**What the task asks:** Without the images, output each record below as it stands.
____________________
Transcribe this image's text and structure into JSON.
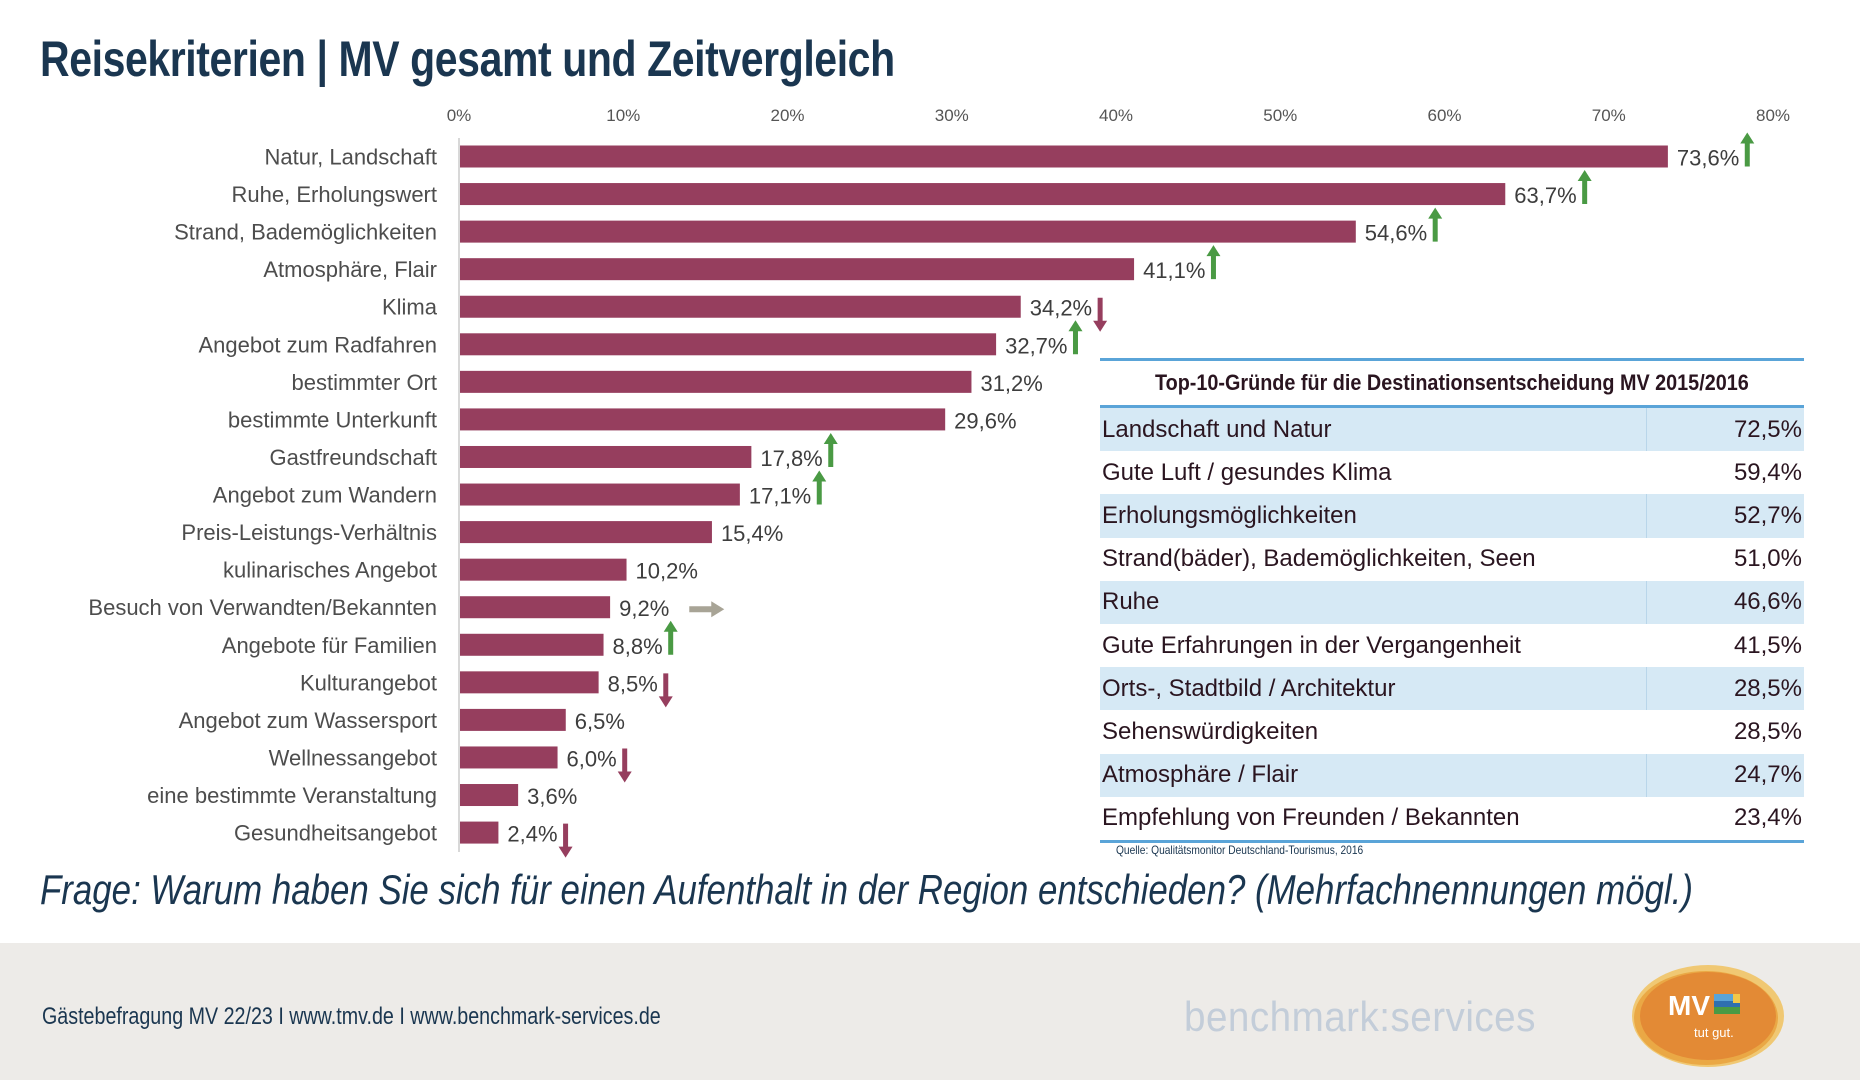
{
  "title": "Reisekriterien | MV gesamt und Zeitvergleich",
  "colors": {
    "bar": "#963e5e",
    "arrow_up": "#4a9a44",
    "arrow_down": "#963e5e",
    "arrow_neutral": "#a8a496",
    "title": "#1a3650",
    "table_accent": "#5aa4d8",
    "table_stripe": "#d6e9f5",
    "logo_orange": "#e38a35",
    "brand_text": "#c3cdd9"
  },
  "chart_data": {
    "type": "bar",
    "orientation": "horizontal",
    "title": "Reisekriterien | MV gesamt und Zeitvergleich",
    "xlabel": "",
    "ylabel": "",
    "xlim": [
      0,
      80
    ],
    "x_ticks": [
      0,
      10,
      20,
      30,
      40,
      50,
      60,
      70,
      80
    ],
    "x_tick_labels": [
      "0%",
      "10%",
      "20%",
      "30%",
      "40%",
      "50%",
      "60%",
      "70%",
      "80%"
    ],
    "x_axis_position": "top",
    "grid": false,
    "categories": [
      "Natur, Landschaft",
      "Ruhe, Erholungswert",
      "Strand, Bademöglichkeiten",
      "Atmosphäre, Flair",
      "Klima",
      "Angebot zum Radfahren",
      "bestimmter Ort",
      "bestimmte Unterkunft",
      "Gastfreundschaft",
      "Angebot zum Wandern",
      "Preis-Leistungs-Verhältnis",
      "kulinarisches Angebot",
      "Besuch von Verwandten/Bekannten",
      "Angebote für Familien",
      "Kulturangebot",
      "Angebot zum Wassersport",
      "Wellnessangebot",
      "eine bestimmte Veranstaltung",
      "Gesundheitsangebot"
    ],
    "values": [
      73.6,
      63.7,
      54.6,
      41.1,
      34.2,
      32.7,
      31.2,
      29.6,
      17.8,
      17.1,
      15.4,
      10.2,
      9.2,
      8.8,
      8.5,
      6.5,
      6.0,
      3.6,
      2.4
    ],
    "value_labels": [
      "73,6%",
      "63,7%",
      "54,6%",
      "41,1%",
      "34,2%",
      "32,7%",
      "31,2%",
      "29,6%",
      "17,8%",
      "17,1%",
      "15,4%",
      "10,2%",
      "9,2%",
      "8,8%",
      "8,5%",
      "6,5%",
      "6,0%",
      "3,6%",
      "2,4%"
    ],
    "trend": [
      "up",
      "up",
      "up",
      "up",
      "down",
      "up",
      "",
      "",
      "up",
      "up",
      "",
      "",
      "neutral",
      "up",
      "down",
      "",
      "down",
      "",
      "down"
    ],
    "legend": null
  },
  "table": {
    "title": "Top-10-Gründe für die Destinationsentscheidung MV 2015/2016",
    "rows": [
      {
        "label": "Landschaft und Natur",
        "value": "72,5%"
      },
      {
        "label": "Gute Luft / gesundes Klima",
        "value": "59,4%"
      },
      {
        "label": "Erholungsmöglichkeiten",
        "value": "52,7%"
      },
      {
        "label": "Strand(bäder), Bademöglichkeiten, Seen",
        "value": "51,0%"
      },
      {
        "label": "Ruhe",
        "value": "46,6%"
      },
      {
        "label": "Gute Erfahrungen in der Vergangenheit",
        "value": "41,5%"
      },
      {
        "label": "Orts-, Stadtbild / Architektur",
        "value": "28,5%"
      },
      {
        "label": "Sehenswürdigkeiten",
        "value": "28,5%"
      },
      {
        "label": "Atmosphäre / Flair",
        "value": "24,7%"
      },
      {
        "label": "Empfehlung von Freunden / Bekannten",
        "value": "23,4%"
      }
    ],
    "source": "Quelle: Qualitätsmonitor Deutschland-Tourismus, 2016"
  },
  "question": "Frage: Warum haben Sie sich für einen Aufenthalt in der Region entschieden? (Mehrfachnennungen mögl.)",
  "footer": {
    "text": "Gästebefragung MV 22/23  I  www.tmv.de  I www.benchmark-services.de",
    "brand": "benchmark:services",
    "logo_main": "MV",
    "logo_sub": "tut gut."
  }
}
____________________
**Response to this task:**
Transcribe this image's text and structure into JSON.
{
  "title": "Reisekriterien | MV gesamt und Zeitvergleich",
  "colors": {
    "bar": "#963e5e",
    "arrow_up": "#4a9a44",
    "arrow_down": "#963e5e",
    "arrow_neutral": "#a8a496",
    "title": "#1a3650",
    "table_accent": "#5aa4d8",
    "table_stripe": "#d6e9f5",
    "logo_orange": "#e38a35",
    "brand_text": "#c3cdd9"
  },
  "chart_data": {
    "type": "bar",
    "orientation": "horizontal",
    "title": "Reisekriterien | MV gesamt und Zeitvergleich",
    "xlabel": "",
    "ylabel": "",
    "xlim": [
      0,
      80
    ],
    "x_ticks": [
      0,
      10,
      20,
      30,
      40,
      50,
      60,
      70,
      80
    ],
    "x_tick_labels": [
      "0%",
      "10%",
      "20%",
      "30%",
      "40%",
      "50%",
      "60%",
      "70%",
      "80%"
    ],
    "x_axis_position": "top",
    "grid": false,
    "categories": [
      "Natur, Landschaft",
      "Ruhe, Erholungswert",
      "Strand, Bademöglichkeiten",
      "Atmosphäre, Flair",
      "Klima",
      "Angebot zum Radfahren",
      "bestimmter Ort",
      "bestimmte Unterkunft",
      "Gastfreundschaft",
      "Angebot zum Wandern",
      "Preis-Leistungs-Verhältnis",
      "kulinarisches Angebot",
      "Besuch von Verwandten/Bekannten",
      "Angebote für Familien",
      "Kulturangebot",
      "Angebot zum Wassersport",
      "Wellnessangebot",
      "eine bestimmte Veranstaltung",
      "Gesundheitsangebot"
    ],
    "values": [
      73.6,
      63.7,
      54.6,
      41.1,
      34.2,
      32.7,
      31.2,
      29.6,
      17.8,
      17.1,
      15.4,
      10.2,
      9.2,
      8.8,
      8.5,
      6.5,
      6.0,
      3.6,
      2.4
    ],
    "value_labels": [
      "73,6%",
      "63,7%",
      "54,6%",
      "41,1%",
      "34,2%",
      "32,7%",
      "31,2%",
      "29,6%",
      "17,8%",
      "17,1%",
      "15,4%",
      "10,2%",
      "9,2%",
      "8,8%",
      "8,5%",
      "6,5%",
      "6,0%",
      "3,6%",
      "2,4%"
    ],
    "trend": [
      "up",
      "up",
      "up",
      "up",
      "down",
      "up",
      "",
      "",
      "up",
      "up",
      "",
      "",
      "neutral",
      "up",
      "down",
      "",
      "down",
      "",
      "down"
    ],
    "legend": null
  },
  "table": {
    "title": "Top-10-Gründe für die Destinationsentscheidung MV 2015/2016",
    "rows": [
      {
        "label": "Landschaft und Natur",
        "value": "72,5%"
      },
      {
        "label": "Gute Luft / gesundes Klima",
        "value": "59,4%"
      },
      {
        "label": "Erholungsmöglichkeiten",
        "value": "52,7%"
      },
      {
        "label": "Strand(bäder), Bademöglichkeiten, Seen",
        "value": "51,0%"
      },
      {
        "label": "Ruhe",
        "value": "46,6%"
      },
      {
        "label": "Gute Erfahrungen in der Vergangenheit",
        "value": "41,5%"
      },
      {
        "label": "Orts-, Stadtbild / Architektur",
        "value": "28,5%"
      },
      {
        "label": "Sehenswürdigkeiten",
        "value": "28,5%"
      },
      {
        "label": "Atmosphäre / Flair",
        "value": "24,7%"
      },
      {
        "label": "Empfehlung von Freunden / Bekannten",
        "value": "23,4%"
      }
    ],
    "source": "Quelle: Qualitätsmonitor Deutschland-Tourismus, 2016"
  },
  "question": "Frage: Warum haben Sie sich für einen Aufenthalt in der Region entschieden? (Mehrfachnennungen mögl.)",
  "footer": {
    "text": "Gästebefragung MV 22/23  I  www.tmv.de  I www.benchmark-services.de",
    "brand": "benchmark:services",
    "logo_main": "MV",
    "logo_sub": "tut gut."
  }
}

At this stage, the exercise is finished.